• [Supplied data]:

++++++++++++++++++++

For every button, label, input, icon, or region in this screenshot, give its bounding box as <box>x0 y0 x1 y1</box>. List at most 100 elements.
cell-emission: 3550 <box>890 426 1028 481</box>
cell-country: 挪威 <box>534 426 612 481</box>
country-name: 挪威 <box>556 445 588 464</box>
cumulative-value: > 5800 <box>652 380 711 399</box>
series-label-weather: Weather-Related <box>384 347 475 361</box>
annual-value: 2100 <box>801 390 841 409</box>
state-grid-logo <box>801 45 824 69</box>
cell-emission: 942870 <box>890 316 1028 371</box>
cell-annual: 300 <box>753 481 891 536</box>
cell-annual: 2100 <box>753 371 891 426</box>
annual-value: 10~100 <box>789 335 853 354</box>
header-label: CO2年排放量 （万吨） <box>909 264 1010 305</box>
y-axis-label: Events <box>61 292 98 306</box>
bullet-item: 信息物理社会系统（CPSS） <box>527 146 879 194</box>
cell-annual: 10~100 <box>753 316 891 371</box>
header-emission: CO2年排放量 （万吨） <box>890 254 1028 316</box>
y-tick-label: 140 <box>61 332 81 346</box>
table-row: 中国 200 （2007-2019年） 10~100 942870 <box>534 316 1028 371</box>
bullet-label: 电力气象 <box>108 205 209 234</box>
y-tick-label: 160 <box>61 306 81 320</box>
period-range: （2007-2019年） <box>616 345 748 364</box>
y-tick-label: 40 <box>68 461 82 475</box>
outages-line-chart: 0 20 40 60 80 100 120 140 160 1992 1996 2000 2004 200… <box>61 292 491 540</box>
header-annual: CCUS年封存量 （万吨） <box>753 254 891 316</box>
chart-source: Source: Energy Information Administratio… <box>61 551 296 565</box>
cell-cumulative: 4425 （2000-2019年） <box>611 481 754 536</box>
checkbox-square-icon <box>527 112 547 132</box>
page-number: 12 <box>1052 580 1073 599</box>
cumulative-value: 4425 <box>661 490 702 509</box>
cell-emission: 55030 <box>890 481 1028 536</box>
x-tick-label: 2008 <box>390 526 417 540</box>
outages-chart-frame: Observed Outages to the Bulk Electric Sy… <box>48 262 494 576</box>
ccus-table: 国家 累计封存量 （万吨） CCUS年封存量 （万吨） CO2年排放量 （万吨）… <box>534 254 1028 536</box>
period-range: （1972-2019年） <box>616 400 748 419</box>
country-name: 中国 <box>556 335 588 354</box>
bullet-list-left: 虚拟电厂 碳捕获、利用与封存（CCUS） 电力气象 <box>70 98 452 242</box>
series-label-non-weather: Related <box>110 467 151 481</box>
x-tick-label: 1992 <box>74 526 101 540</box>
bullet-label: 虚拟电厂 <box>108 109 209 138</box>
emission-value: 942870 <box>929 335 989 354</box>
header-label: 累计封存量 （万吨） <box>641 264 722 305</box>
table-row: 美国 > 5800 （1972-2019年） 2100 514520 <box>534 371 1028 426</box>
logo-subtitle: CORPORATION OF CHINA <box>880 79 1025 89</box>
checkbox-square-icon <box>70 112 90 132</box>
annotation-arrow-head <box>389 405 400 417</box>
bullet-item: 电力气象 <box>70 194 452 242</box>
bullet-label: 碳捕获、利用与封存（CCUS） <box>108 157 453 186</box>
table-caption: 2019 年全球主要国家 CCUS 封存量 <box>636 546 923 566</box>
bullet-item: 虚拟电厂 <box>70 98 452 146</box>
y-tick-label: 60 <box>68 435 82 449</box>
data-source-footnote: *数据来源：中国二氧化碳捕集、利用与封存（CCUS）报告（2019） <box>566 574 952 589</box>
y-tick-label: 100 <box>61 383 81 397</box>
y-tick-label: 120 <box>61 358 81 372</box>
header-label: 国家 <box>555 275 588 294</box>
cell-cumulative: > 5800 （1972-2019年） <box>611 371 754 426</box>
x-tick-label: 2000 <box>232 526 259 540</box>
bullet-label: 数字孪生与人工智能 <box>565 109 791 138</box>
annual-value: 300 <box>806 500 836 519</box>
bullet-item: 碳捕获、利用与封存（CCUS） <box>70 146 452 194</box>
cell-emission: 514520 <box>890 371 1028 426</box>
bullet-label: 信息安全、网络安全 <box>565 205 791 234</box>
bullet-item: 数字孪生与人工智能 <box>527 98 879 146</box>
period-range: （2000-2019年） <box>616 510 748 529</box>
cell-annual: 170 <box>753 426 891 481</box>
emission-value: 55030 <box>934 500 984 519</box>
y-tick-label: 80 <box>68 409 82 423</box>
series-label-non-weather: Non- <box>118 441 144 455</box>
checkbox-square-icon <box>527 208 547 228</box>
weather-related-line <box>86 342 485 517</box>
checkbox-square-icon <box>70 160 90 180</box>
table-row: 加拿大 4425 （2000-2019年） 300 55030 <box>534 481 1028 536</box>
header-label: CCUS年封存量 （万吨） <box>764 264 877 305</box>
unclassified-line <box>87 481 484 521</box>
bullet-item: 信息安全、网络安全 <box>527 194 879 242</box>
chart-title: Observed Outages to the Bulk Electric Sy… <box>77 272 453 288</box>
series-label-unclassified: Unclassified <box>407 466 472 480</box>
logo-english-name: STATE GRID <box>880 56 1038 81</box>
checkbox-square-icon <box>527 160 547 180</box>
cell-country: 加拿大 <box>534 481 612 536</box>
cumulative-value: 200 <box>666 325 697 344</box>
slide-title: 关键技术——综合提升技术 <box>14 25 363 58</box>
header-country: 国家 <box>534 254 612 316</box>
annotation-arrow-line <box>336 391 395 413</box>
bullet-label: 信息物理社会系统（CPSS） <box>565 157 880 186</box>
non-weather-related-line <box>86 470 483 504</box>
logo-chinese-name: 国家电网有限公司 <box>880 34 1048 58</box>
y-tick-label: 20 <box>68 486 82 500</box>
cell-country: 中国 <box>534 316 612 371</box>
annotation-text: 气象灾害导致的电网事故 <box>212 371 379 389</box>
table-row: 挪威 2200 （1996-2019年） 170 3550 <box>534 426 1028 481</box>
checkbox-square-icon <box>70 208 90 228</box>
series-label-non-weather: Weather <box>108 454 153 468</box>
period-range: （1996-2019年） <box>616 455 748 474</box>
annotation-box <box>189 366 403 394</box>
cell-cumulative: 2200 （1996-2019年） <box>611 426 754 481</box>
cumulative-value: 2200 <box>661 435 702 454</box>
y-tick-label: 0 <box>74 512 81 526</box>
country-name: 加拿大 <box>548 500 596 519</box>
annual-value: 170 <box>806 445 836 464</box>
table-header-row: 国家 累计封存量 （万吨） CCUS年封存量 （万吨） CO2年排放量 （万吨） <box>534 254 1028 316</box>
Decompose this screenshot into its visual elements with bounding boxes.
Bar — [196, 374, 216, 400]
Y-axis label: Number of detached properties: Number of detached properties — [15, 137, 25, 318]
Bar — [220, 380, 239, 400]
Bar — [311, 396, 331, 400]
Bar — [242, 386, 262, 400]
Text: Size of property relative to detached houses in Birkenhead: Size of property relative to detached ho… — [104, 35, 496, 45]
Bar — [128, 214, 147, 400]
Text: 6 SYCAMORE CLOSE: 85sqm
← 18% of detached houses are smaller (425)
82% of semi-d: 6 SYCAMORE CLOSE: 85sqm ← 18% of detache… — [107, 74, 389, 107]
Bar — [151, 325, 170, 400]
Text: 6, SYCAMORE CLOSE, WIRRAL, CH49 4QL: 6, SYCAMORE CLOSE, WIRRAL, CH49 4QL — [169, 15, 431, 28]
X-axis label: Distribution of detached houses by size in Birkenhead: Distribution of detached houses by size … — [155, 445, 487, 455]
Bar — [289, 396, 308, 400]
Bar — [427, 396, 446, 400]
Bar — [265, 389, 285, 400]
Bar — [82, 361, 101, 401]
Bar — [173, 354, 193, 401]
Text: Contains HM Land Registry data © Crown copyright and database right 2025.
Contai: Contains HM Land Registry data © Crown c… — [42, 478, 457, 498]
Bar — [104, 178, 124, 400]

++++++++++++++++++++

• [Requirements]:
Reproduce verbatim the records from their first line through the line containing "x-tick-label: 2008 <box>390 526 417 540</box>", including both of those lines.

• [Result of this exercise]:
For every button, label, input, icon, or region in this screenshot, give its bounding box as <box>x0 y0 x1 y1</box>. List at most 100 elements.
cell-emission: 3550 <box>890 426 1028 481</box>
cell-country: 挪威 <box>534 426 612 481</box>
country-name: 挪威 <box>556 445 588 464</box>
cumulative-value: > 5800 <box>652 380 711 399</box>
series-label-weather: Weather-Related <box>384 347 475 361</box>
annual-value: 2100 <box>801 390 841 409</box>
state-grid-logo <box>801 45 824 69</box>
cell-emission: 942870 <box>890 316 1028 371</box>
cell-annual: 300 <box>753 481 891 536</box>
cell-annual: 2100 <box>753 371 891 426</box>
annual-value: 10~100 <box>789 335 853 354</box>
header-label: CO2年排放量 （万吨） <box>909 264 1010 305</box>
y-axis-label: Events <box>61 292 98 306</box>
bullet-item: 信息物理社会系统（CPSS） <box>527 146 879 194</box>
cell-annual: 10~100 <box>753 316 891 371</box>
header-emission: CO2年排放量 （万吨） <box>890 254 1028 316</box>
y-tick-label: 140 <box>61 332 81 346</box>
table-row: 中国 200 （2007-2019年） 10~100 942870 <box>534 316 1028 371</box>
bullet-label: 电力气象 <box>108 205 209 234</box>
y-tick-label: 160 <box>61 306 81 320</box>
period-range: （2007-2019年） <box>616 345 748 364</box>
y-tick-label: 40 <box>68 461 82 475</box>
outages-line-chart: 0 20 40 60 80 100 120 140 160 1992 1996 2000 2004 200… <box>61 292 491 540</box>
header-annual: CCUS年封存量 （万吨） <box>753 254 891 316</box>
chart-source: Source: Energy Information Administratio… <box>61 551 296 565</box>
cell-cumulative: 4425 （2000-2019年） <box>611 481 754 536</box>
checkbox-square-icon <box>527 112 547 132</box>
page-number: 12 <box>1052 580 1073 599</box>
cumulative-value: 4425 <box>661 490 702 509</box>
cell-emission: 55030 <box>890 481 1028 536</box>
x-tick-label: 2008 <box>390 526 417 540</box>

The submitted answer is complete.